# GOAL 1
Extract each line of the records below that contains the word "pump".
══ QUOTED TEXT ══
News Article

Art for Heart’s Sake

nonfiction

When someone says, “art for art’s sake,” we must immediately be suspicious. Firstly, they need to explain just what precisely art means to them. Is it the Louvre, the MET, or the British Museum? Do they adore Thomas Cole’s Consummation of Empire but miss the warnings of a decadent people in detrimental leisure? The prosperity; ships of trade, golden towers, marvellous pantheons! We see a people celebrating atop their laurels, who feel their security is assured.

Thomas Cole. Consummation of Empire. 1833-1836, oil on canvas. Via Wikipedia.

 

These people must not know that Cole painted a violent sequel. But I wonder, what does this painting remind you of? Not us, that’s for sure. As members of the impoverished, the renter, the meal-skipper, the dreamer, the artist, and believer—we see what we are not allowed to see; the chance for myself and my peers to be a successful, peaceful, and happy generation.

So when someone loftily says, “art for art’s sake!” we must protest, because these smug comments are veiled in alienating contexts of power.

Art should be beautiful, untainted by politics. It should be liberated from the common concerns of life. Art must be mystifying, escapist, and engaging purely in its capture of the human condition, be that an animal, a landscape, a battle, or a fruit bowl.
═══
══ DATA PROVIDED ══
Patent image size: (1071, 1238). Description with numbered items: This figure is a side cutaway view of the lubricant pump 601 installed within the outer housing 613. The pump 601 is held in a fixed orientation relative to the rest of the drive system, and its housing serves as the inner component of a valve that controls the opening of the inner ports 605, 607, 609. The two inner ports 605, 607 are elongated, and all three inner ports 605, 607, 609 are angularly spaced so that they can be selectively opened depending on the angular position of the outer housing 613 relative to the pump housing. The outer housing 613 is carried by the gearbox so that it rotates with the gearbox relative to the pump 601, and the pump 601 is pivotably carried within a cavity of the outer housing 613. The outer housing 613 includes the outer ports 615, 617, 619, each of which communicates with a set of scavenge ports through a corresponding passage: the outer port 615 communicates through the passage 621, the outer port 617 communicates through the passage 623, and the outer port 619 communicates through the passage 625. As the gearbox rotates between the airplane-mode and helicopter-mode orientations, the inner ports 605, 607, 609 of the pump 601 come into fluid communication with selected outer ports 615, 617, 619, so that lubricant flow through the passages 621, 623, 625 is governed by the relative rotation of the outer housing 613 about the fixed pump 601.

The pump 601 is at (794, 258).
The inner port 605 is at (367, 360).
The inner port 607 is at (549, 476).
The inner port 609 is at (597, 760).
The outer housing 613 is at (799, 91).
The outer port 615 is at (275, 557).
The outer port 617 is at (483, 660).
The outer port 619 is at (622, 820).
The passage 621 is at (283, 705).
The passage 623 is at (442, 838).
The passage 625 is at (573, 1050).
═══
# GOAL 2
Carry on the essay about "art for art's sake" from the point where it stops.

# TASK RESPONSE 1
Patent image size: (1071, 1238). Description with numbered items: This figure is a side cutaway view of the lubricant pump 601 installed within the outer housing 613. The pump 601 is held in a fixed orientation relative to the rest of the drive system, and its housing serves as the inner component of a valve that controls the opening of the inner ports 605, 607, 609. The two inner ports 605, 607 are elongated, and all three inner ports 605, 607, 609 are angularly spaced so that they can be selectively opened depending on the angular position of the outer housing 613 relative to the pump housing. The outer housing 613 is carried by the gearbox so that it rotates with the gearbox relative to the pump 601, and the pump 601 is pivotably carried within a cavity of the outer housing 613. The outer housing 613 includes the outer ports 615, 617, 619, each of which communicates with a set of scavenge ports through a corresponding passage: the outer port 615 communicates through the passage 621, the outer port 617 communicates through the passage 623, and the outer port 619 communicates through the passage 625. As the gearbox rotates between the airplane-mode and helicopter-mode orientations, the inner ports 605, 607, 609 of the pump 601 come into fluid communication with selected outer ports 615, 617, 619, so that lubricant flow through the passages 621, 623, 625 is governed by the relative rotation of the outer housing 613 about the fixed pump 601.
The pump 601 is at (794, 258).

# TASK RESPONSE 2
The Louvre, the MET and the British Museum all hold collections that remind the viewer of Cole’s Consummation of Empire. Antiquity’s relics connecting their nations to Rome’s, Greece’s and Egypt’s legacy of power, culture, and imperial hegemony. That makes it political. Much of it is stolen, prizes of conquest. That certainly makes it political. Currently, people are increasingly assaulting works traditionally deemed pinnacles of high art. Take the Mona Lisa soup incident. Remember the last time? It was cake. If you have something to say, you feed the Mona Lisa. Sensational? Indeed. Impactful? For one news cycle. Change achieved? No. By attacking a painting that—better than most—epitomises “art for art’s sake,” and therefore is not having any dialogue with the world, how does one hope to start a conversation with it, and its kind, by doing anything to it?

The Louvre, the MET and the British Museum are top-down. They are talking TO the viewer. Not WITH the viewer. They try to impart lessons, which we may interpret freely. But I am not interested in lessons. I am interested in speaking and being heard. We want to be heard in our art: when we write that we are suffering, paint that we are starving, and sing that we are slowly dying. We want to be heard dammit! Our art is not for art’s sake. Our art is for the heart’s sake.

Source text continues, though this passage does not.